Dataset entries
+++
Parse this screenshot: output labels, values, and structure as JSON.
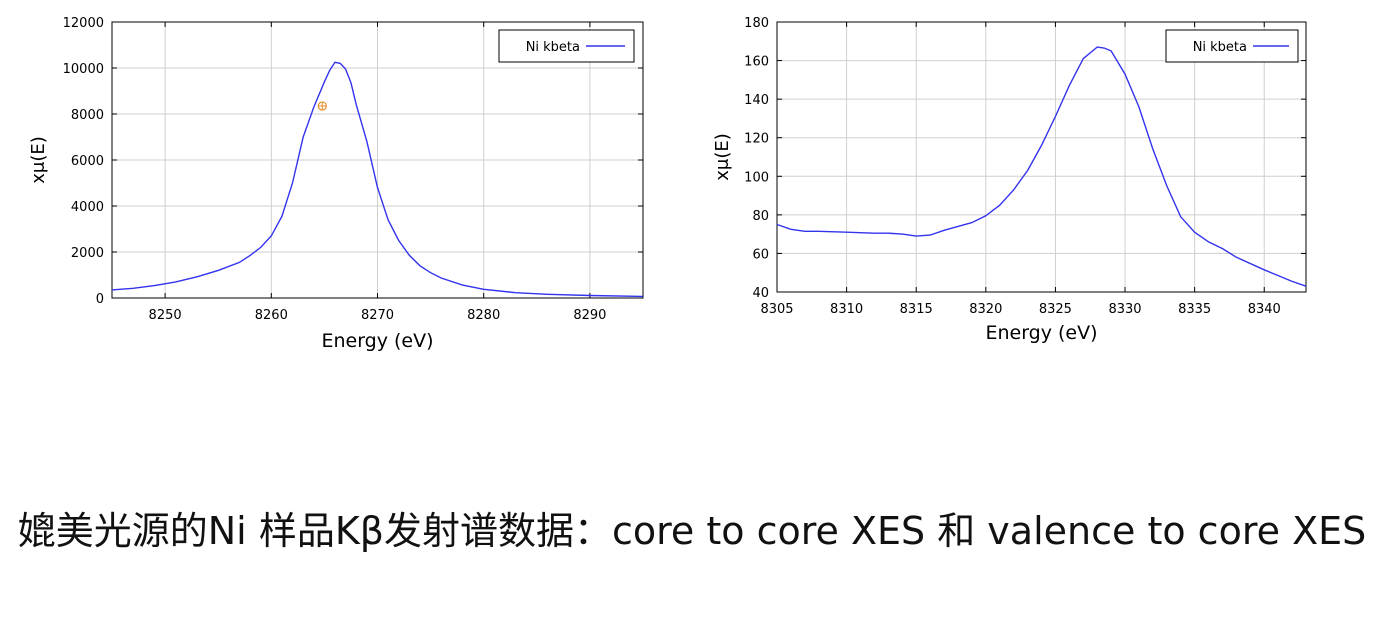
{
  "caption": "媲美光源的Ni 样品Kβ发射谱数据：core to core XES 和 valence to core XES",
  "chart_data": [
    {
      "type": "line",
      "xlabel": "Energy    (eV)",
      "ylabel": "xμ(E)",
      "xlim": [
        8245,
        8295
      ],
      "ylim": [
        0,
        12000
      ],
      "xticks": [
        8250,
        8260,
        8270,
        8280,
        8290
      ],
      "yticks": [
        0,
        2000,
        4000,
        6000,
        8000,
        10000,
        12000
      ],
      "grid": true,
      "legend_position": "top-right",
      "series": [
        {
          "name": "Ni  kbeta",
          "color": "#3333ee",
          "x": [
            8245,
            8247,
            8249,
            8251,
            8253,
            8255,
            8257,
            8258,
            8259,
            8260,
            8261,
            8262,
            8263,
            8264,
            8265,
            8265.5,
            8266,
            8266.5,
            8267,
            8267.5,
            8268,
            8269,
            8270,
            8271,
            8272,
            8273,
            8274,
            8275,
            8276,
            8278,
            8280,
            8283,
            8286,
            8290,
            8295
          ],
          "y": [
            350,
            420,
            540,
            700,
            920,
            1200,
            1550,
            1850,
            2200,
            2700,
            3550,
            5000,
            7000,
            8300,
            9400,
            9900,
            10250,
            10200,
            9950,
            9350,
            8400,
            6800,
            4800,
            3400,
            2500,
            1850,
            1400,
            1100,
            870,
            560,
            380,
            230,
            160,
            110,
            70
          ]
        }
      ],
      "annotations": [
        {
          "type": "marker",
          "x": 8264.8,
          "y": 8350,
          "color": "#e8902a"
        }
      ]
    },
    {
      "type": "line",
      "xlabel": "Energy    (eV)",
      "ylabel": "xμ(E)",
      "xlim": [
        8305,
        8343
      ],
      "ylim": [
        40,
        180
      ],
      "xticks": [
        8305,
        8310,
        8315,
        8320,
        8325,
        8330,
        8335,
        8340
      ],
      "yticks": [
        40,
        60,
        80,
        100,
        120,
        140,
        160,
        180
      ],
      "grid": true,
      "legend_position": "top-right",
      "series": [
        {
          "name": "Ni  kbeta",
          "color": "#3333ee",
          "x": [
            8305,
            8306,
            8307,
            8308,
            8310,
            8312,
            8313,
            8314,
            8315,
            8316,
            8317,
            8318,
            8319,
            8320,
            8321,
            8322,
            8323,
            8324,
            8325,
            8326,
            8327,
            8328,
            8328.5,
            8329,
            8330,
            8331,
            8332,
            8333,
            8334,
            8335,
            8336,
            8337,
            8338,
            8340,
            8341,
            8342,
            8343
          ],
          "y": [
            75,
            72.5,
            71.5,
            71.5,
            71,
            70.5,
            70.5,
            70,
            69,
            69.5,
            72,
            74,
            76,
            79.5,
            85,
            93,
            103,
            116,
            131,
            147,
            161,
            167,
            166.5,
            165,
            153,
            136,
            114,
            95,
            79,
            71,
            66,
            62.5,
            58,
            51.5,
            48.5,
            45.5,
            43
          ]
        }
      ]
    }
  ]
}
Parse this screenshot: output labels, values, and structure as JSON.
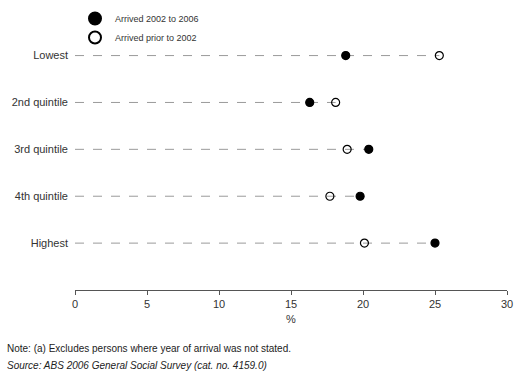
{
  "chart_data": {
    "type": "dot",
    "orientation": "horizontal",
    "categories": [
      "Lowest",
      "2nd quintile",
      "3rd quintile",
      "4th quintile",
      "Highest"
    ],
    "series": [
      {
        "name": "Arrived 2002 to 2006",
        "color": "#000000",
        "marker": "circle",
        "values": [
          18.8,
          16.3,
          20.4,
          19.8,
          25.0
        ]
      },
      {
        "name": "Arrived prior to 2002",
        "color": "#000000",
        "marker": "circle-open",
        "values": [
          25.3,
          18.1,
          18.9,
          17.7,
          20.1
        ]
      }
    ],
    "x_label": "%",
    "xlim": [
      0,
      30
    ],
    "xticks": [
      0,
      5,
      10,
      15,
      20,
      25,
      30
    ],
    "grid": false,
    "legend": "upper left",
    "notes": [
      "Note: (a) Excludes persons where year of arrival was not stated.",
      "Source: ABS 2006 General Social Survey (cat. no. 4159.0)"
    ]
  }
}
+++
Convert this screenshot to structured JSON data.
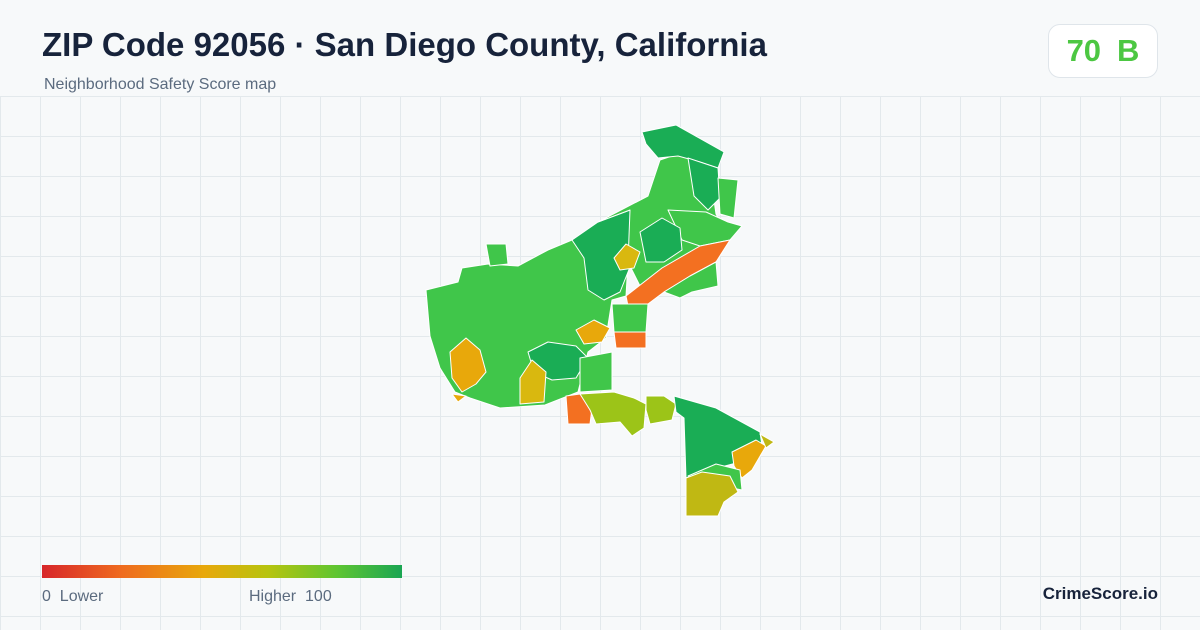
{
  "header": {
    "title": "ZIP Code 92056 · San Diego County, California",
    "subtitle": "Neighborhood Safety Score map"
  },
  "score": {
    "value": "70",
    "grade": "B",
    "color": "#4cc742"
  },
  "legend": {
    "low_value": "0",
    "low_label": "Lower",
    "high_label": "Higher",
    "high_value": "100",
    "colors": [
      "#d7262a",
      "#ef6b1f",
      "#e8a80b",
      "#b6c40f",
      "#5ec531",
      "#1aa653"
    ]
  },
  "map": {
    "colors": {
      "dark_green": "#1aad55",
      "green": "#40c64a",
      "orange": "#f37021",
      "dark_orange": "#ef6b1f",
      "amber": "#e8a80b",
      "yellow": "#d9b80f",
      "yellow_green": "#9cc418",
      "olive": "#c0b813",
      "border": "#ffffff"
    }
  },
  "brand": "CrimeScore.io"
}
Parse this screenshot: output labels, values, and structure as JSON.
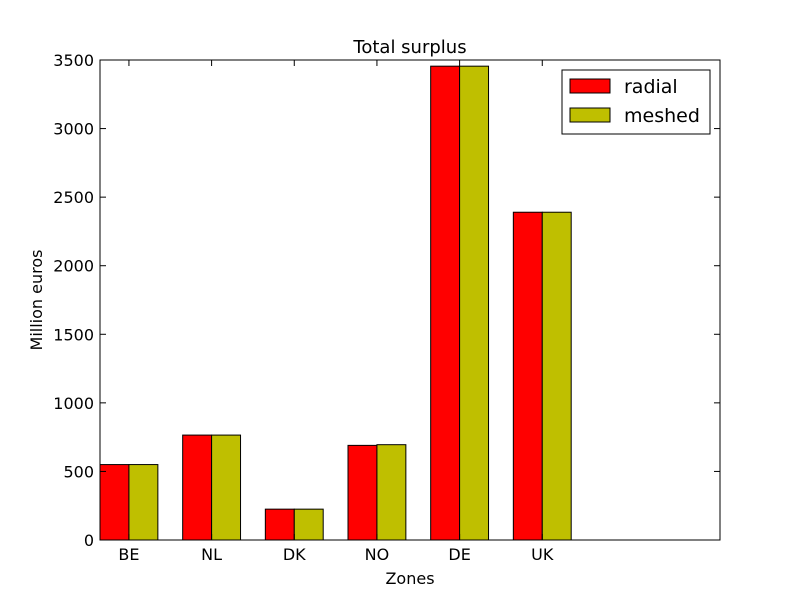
+++
## WRITTEN TASK
Go through the lines above. Select every one that has the string "marker".

## REPLY
          "type": "marker",
        "marker": "circle",
        "marker": "circle-open",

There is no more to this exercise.